**What you are asked to do:** Tally the lines containing "marker" and report the number alone.
"""
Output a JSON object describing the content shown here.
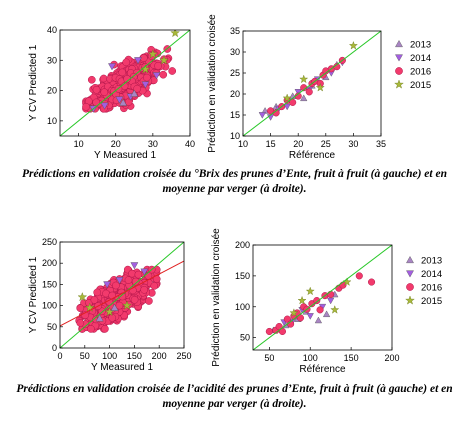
{
  "captions": {
    "brix": "Prédictions en validation croisée du °Brix des prunes d’Ente, fruit à fruit (à gauche) et en moyenne par verger (à droite).",
    "acid": "Prédictions en validation croisée de l’acidité des prunes d’Ente, fruit à fruit (à gauche) et en moyenne par verger (à droite)."
  },
  "legend": [
    {
      "label": "2013",
      "marker": "triangle-up",
      "color": "#a985c4"
    },
    {
      "label": "2014",
      "marker": "triangle-down",
      "color": "#a35ee0"
    },
    {
      "label": "2016",
      "marker": "circle",
      "color": "#f23a6c"
    },
    {
      "label": "2015",
      "marker": "star",
      "color": "#a8b83a"
    }
  ],
  "colors": {
    "identity_line": "#28c828",
    "regression_line": "#e02020",
    "points": "#f23a6c",
    "edge": "#b0154a"
  },
  "chart_data": [
    {
      "id": "brix_fruit",
      "type": "scatter",
      "xlabel": "Y Measured 1",
      "ylabel": "Y CV Predicted 1",
      "xlim": [
        5,
        40
      ],
      "ylim": [
        5,
        40
      ],
      "xticks": [
        "10",
        "20",
        "30",
        "40"
      ],
      "yticks": [
        "10",
        "20",
        "30",
        "40"
      ],
      "xtick_values": [
        10,
        20,
        30,
        40
      ],
      "ytick_values": [
        10,
        20,
        30,
        40
      ],
      "reference_line": {
        "name": "",
        "points": [
          [
            5,
            5
          ],
          [
            40,
            40
          ]
        ]
      },
      "cloud": {
        "center": [
          22,
          22
        ],
        "n": 520,
        "x_sd": 4.4,
        "slope": 0.72,
        "noise": 2.8,
        "xrange": [
          12,
          37
        ],
        "yrange": [
          14,
          37
        ]
      },
      "series": [
        {
          "name": "2014",
          "points": [
            [
              14,
              14
            ],
            [
              17,
              15
            ],
            [
              21,
              17
            ],
            [
              24,
              18
            ],
            [
              28,
              22
            ],
            [
              31,
              25
            ],
            [
              26,
              30
            ],
            [
              19,
              28
            ]
          ]
        },
        {
          "name": "2013",
          "points": [
            [
              25,
              19
            ],
            [
              22,
              16
            ]
          ]
        },
        {
          "name": "2015",
          "points": [
            [
              36,
              39
            ],
            [
              33,
              30
            ],
            [
              30,
              32
            ],
            [
              28,
              27
            ]
          ]
        }
      ]
    },
    {
      "id": "brix_orchard",
      "type": "scatter",
      "xlabel": "Référence",
      "ylabel": "Prédiction en validation croisée",
      "xlim": [
        10,
        35
      ],
      "ylim": [
        10,
        35
      ],
      "xticks": [
        "10",
        "15",
        "20",
        "25",
        "30",
        "35"
      ],
      "yticks": [
        "10",
        "15",
        "20",
        "25",
        "30",
        "35"
      ],
      "xtick_values": [
        10,
        15,
        20,
        25,
        30,
        35
      ],
      "ytick_values": [
        10,
        15,
        20,
        25,
        30,
        35
      ],
      "reference_line": {
        "name": "",
        "points": [
          [
            10,
            10
          ],
          [
            35,
            35
          ]
        ]
      },
      "series": [
        {
          "name": "2013",
          "points": [
            [
              14,
              16
            ],
            [
              16,
              17
            ],
            [
              19,
              19.5
            ],
            [
              21,
              19
            ],
            [
              22.5,
              22
            ],
            [
              25,
              24
            ],
            [
              27,
              27
            ]
          ]
        },
        {
          "name": "2014",
          "points": [
            [
              13.5,
              15
            ],
            [
              15,
              14.5
            ],
            [
              16.5,
              16.5
            ],
            [
              18,
              17
            ],
            [
              20,
              20.5
            ],
            [
              22,
              21
            ],
            [
              23.5,
              23.5
            ],
            [
              26,
              25
            ],
            [
              28,
              27.5
            ]
          ]
        },
        {
          "name": "2016",
          "points": [
            [
              15,
              16
            ],
            [
              16,
              15.5
            ],
            [
              17,
              17
            ],
            [
              18,
              18.5
            ],
            [
              19,
              18
            ],
            [
              20,
              19.5
            ],
            [
              21,
              21.5
            ],
            [
              22,
              20.5
            ],
            [
              22.5,
              22.5
            ],
            [
              23,
              23
            ],
            [
              24,
              22.5
            ],
            [
              24.5,
              24.5
            ],
            [
              25,
              25.5
            ],
            [
              26,
              26
            ],
            [
              27,
              26.5
            ],
            [
              28,
              28
            ]
          ]
        },
        {
          "name": "2015",
          "points": [
            [
              30,
              31.5
            ],
            [
              21,
              23.5
            ],
            [
              24,
              21.5
            ],
            [
              18,
              19
            ]
          ]
        }
      ]
    },
    {
      "id": "acid_fruit",
      "type": "scatter",
      "xlabel": "Y Measured 1",
      "ylabel": "Y CV Predicted 1",
      "xlim": [
        0,
        250
      ],
      "ylim": [
        0,
        250
      ],
      "xticks": [
        "0",
        "50",
        "100",
        "150",
        "200",
        "250"
      ],
      "yticks": [
        "0",
        "50",
        "100",
        "150",
        "200",
        "250"
      ],
      "xtick_values": [
        0,
        50,
        100,
        150,
        200,
        250
      ],
      "ytick_values": [
        0,
        50,
        100,
        150,
        200,
        250
      ],
      "reference_line": {
        "name": "",
        "points": [
          [
            0,
            0
          ],
          [
            250,
            250
          ]
        ]
      },
      "regression_line": {
        "name": "",
        "points": [
          [
            0,
            52
          ],
          [
            250,
            205
          ]
        ]
      },
      "cloud": {
        "center": [
          112,
          112
        ],
        "n": 560,
        "x_sd": 30,
        "slope": 0.62,
        "noise": 22,
        "xrange": [
          38,
          195
        ],
        "yrange": [
          45,
          185
        ]
      },
      "series": [
        {
          "name": "2014",
          "points": [
            [
              150,
              195
            ],
            [
              170,
              180
            ],
            [
              120,
              160
            ],
            [
              95,
              150
            ]
          ]
        },
        {
          "name": "2015",
          "points": [
            [
              45,
              120
            ],
            [
              60,
              95
            ],
            [
              100,
              85
            ],
            [
              135,
              100
            ]
          ]
        },
        {
          "name": "2013",
          "points": [
            [
              80,
              70
            ],
            [
              110,
              95
            ]
          ]
        }
      ]
    },
    {
      "id": "acid_orchard",
      "type": "scatter",
      "xlabel": "Référence",
      "ylabel": "Prédiction en validation croisée",
      "xlim": [
        30,
        200
      ],
      "ylim": [
        30,
        200
      ],
      "xticks": [
        "50",
        "100",
        "150",
        "200"
      ],
      "yticks": [
        "50",
        "100",
        "150",
        "200"
      ],
      "xtick_values": [
        50,
        100,
        150,
        200
      ],
      "ytick_values": [
        50,
        100,
        150,
        200
      ],
      "reference_line": {
        "name": "",
        "points": [
          [
            30,
            30
          ],
          [
            200,
            200
          ]
        ]
      },
      "series": [
        {
          "name": "2013",
          "points": [
            [
              55,
              62
            ],
            [
              70,
              70
            ],
            [
              85,
              80
            ],
            [
              95,
              92
            ],
            [
              110,
              78
            ],
            [
              120,
              88
            ],
            [
              130,
              120
            ]
          ]
        },
        {
          "name": "2014",
          "points": [
            [
              60,
              62
            ],
            [
              68,
              75
            ],
            [
              78,
              76
            ],
            [
              90,
              95
            ],
            [
              100,
              85
            ],
            [
              115,
              100
            ],
            [
              125,
              110
            ]
          ]
        },
        {
          "name": "2016",
          "points": [
            [
              50,
              60
            ],
            [
              58,
              62
            ],
            [
              62,
              68
            ],
            [
              66,
              60
            ],
            [
              72,
              80
            ],
            [
              76,
              72
            ],
            [
              80,
              85
            ],
            [
              84,
              90
            ],
            [
              88,
              82
            ],
            [
              92,
              100
            ],
            [
              96,
              96
            ],
            [
              102,
              105
            ],
            [
              108,
              110
            ],
            [
              112,
              95
            ],
            [
              118,
              118
            ],
            [
              125,
              120
            ],
            [
              135,
              130
            ],
            [
              140,
              135
            ],
            [
              160,
              150
            ],
            [
              175,
              140
            ]
          ]
        },
        {
          "name": "2015",
          "points": [
            [
              100,
              125
            ],
            [
              90,
              110
            ],
            [
              80,
              90
            ],
            [
              130,
              95
            ],
            [
              145,
              140
            ]
          ]
        }
      ]
    }
  ]
}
"""
**Reply to the task:** 4